- [WHAT THE TASK REQUIRES]: A complete, exact copy of the records is needed here.

- [Saved entries]:
╭──
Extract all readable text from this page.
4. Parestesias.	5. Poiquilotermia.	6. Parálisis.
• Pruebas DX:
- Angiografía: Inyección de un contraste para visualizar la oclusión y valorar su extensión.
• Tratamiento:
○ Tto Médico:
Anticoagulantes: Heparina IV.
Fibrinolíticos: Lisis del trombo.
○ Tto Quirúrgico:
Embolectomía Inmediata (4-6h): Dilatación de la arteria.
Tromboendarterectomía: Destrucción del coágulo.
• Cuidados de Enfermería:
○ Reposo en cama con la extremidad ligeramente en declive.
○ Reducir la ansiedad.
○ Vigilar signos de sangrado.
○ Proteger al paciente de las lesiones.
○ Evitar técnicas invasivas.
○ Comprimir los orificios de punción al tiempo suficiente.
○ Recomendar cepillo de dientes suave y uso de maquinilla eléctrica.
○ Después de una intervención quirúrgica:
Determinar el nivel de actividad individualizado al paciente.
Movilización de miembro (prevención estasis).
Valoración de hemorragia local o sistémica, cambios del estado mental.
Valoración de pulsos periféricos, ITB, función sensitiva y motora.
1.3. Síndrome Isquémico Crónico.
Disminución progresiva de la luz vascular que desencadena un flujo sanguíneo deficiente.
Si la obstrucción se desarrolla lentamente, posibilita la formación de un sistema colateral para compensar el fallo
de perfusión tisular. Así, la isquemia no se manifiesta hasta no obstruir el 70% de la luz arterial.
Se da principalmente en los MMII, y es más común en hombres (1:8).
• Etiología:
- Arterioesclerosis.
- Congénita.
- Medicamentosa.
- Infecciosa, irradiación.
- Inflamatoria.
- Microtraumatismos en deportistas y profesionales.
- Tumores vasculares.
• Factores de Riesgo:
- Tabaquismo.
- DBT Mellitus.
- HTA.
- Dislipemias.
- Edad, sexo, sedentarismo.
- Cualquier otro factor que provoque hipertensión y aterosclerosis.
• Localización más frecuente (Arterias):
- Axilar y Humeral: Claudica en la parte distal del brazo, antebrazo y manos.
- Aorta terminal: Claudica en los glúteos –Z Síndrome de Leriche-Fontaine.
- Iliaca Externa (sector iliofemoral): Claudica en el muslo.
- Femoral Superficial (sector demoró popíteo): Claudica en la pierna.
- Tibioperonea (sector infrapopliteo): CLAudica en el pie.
╰──
- [OUTPUT]:
Extract all readable text from this page.
4. Parestesias.	5. Poiquilotermia.	6. Parálisis.
• Pruebas DX:
- Angiografía: Inyección de un contraste para visualizar la oclusión y valorar su extensión.
• Tratamiento:
○ Tto Médico:
Anticoagulantes: Heparina IV.
Fibrinolíticos: Lisis del trombo.
○ Tto Quirúrgico:
Embolectomía Inmediata (4-6h): Dilatación de la arteria.
Tromboendarterectomía: Destrucción del coágulo.
• Cuidados de Enfermería:
○ Reposo en cama con la extremidad ligeramente en declive.
○ Reducir la ansiedad.
○ Vigilar signos de sangrado.
○ Proteger al paciente de las lesiones.
○ Evitar técnicas invasivas.
○ Comprimir los orificios de punción al tiempo suficiente.
○ Recomendar cepillo de dientes suave y uso de maquinilla eléctrica.
○ Después de una intervención quirúrgica:
Determinar el nivel de actividad individualizado al paciente.
Movilización de miembro (prevención estasis).
Valoración de hemorragia local o sistémica, cambios del estado mental.
Valoración de pulsos periféricos, ITB, función sensitiva y motora.
1.3. Síndrome Isquémico Crónico.
Disminución progresiva de la luz vascular que desencadena un flujo sanguíneo deficiente.
Si la obstrucción se desarrolla lentamente, posibilita la formación de un sistema colateral para compensar el fallo
de perfusión tisular. Así, la isquemia no se manifiesta hasta no obstruir el 70% de la luz arterial.
Se da principalmente en los MMII, y es más común en hombres (1:8).
• Etiología:
- Arterioesclerosis.
- Congénita.
- Medicamentosa.
- Infecciosa, irradiación.
- Inflamatoria.
- Microtraumatismos en deportistas y profesionales.
- Tumores vasculares.
• Factores de Riesgo:
- Tabaquismo.
- DBT Mellitus.
- HTA.
- Dislipemias.
- Edad, sexo, sedentarismo.
- Cualquier otro factor que provoque hipertensión y aterosclerosis.
• Localización más frecuente (Arterias):
- Axilar y Humeral: Claudica en la parte distal del brazo, antebrazo y manos.
- Aorta terminal: Claudica en los glúteos –Z Síndrome de Leriche-Fontaine.
- Iliaca Externa (sector iliofemoral): Claudica en el muslo.
- Femoral Superficial (sector demoró popíteo): Claudica en la pierna.
- Tibioperonea (sector infrapopliteo): CLAudica en el pie.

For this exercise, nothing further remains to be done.